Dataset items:
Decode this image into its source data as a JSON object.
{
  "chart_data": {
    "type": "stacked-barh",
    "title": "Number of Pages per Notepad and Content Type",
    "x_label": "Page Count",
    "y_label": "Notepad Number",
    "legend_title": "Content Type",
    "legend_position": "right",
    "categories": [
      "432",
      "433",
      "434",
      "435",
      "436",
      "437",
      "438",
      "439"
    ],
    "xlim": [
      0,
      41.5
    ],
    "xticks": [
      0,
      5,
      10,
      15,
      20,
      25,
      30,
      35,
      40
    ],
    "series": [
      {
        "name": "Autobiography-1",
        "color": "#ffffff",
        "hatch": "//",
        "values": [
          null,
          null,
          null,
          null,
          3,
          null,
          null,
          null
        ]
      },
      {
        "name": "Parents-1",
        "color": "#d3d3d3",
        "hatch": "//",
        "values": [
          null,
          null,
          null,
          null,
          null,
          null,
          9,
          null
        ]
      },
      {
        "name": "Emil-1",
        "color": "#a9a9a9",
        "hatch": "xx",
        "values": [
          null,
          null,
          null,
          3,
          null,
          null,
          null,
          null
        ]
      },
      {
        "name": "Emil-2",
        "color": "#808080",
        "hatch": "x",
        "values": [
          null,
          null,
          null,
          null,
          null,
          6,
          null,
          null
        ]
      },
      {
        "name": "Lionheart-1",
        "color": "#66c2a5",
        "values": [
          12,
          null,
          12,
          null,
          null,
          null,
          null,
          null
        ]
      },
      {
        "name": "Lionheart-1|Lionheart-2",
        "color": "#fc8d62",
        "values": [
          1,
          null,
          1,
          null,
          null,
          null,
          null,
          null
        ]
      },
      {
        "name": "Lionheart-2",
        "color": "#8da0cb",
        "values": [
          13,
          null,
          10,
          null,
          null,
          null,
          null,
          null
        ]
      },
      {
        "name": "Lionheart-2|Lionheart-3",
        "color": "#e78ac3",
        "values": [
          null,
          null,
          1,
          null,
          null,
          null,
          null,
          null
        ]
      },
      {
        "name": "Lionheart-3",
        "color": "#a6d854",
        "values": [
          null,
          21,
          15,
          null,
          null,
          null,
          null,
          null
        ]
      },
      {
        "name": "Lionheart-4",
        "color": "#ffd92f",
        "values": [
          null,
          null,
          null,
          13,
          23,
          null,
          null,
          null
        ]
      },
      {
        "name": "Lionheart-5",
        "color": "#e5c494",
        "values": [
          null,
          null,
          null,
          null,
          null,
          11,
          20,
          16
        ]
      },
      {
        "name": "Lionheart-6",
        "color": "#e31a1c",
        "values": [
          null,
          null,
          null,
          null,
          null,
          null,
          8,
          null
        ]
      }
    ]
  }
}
* * *
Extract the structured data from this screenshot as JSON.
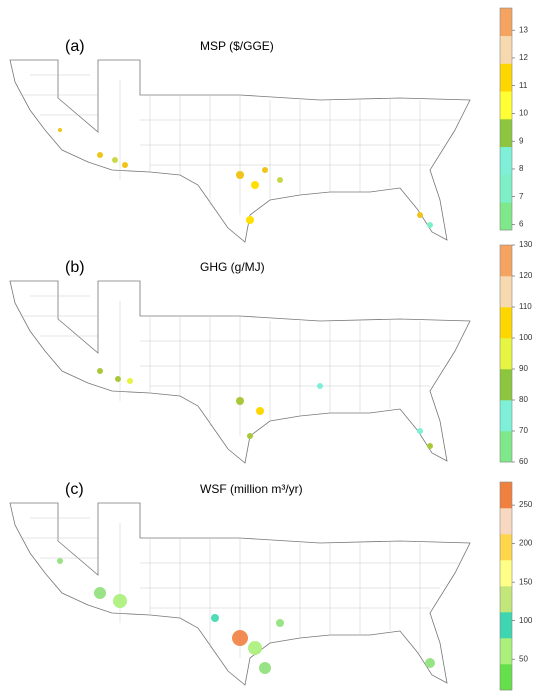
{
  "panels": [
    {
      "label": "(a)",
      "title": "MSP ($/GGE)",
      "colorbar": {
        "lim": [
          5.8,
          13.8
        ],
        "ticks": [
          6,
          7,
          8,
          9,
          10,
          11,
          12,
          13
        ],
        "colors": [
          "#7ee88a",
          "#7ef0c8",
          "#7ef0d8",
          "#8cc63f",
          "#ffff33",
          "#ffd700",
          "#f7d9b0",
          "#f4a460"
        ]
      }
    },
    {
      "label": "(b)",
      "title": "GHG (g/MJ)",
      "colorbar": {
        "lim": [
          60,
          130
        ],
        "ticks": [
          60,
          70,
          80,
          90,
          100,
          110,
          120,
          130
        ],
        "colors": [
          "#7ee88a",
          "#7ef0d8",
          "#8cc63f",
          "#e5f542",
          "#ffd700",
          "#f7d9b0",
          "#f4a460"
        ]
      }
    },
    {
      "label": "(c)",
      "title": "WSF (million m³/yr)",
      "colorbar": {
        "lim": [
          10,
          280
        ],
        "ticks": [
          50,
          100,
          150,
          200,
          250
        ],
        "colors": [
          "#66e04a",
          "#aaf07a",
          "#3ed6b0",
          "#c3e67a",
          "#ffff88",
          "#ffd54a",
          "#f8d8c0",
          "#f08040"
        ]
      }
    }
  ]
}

[What is expected]
Using the listing above, show every line that includes the string "this".

[Correct result]
Decode this image into its source data as a JSON object.
Extract the structured data from this screenshot as JSON.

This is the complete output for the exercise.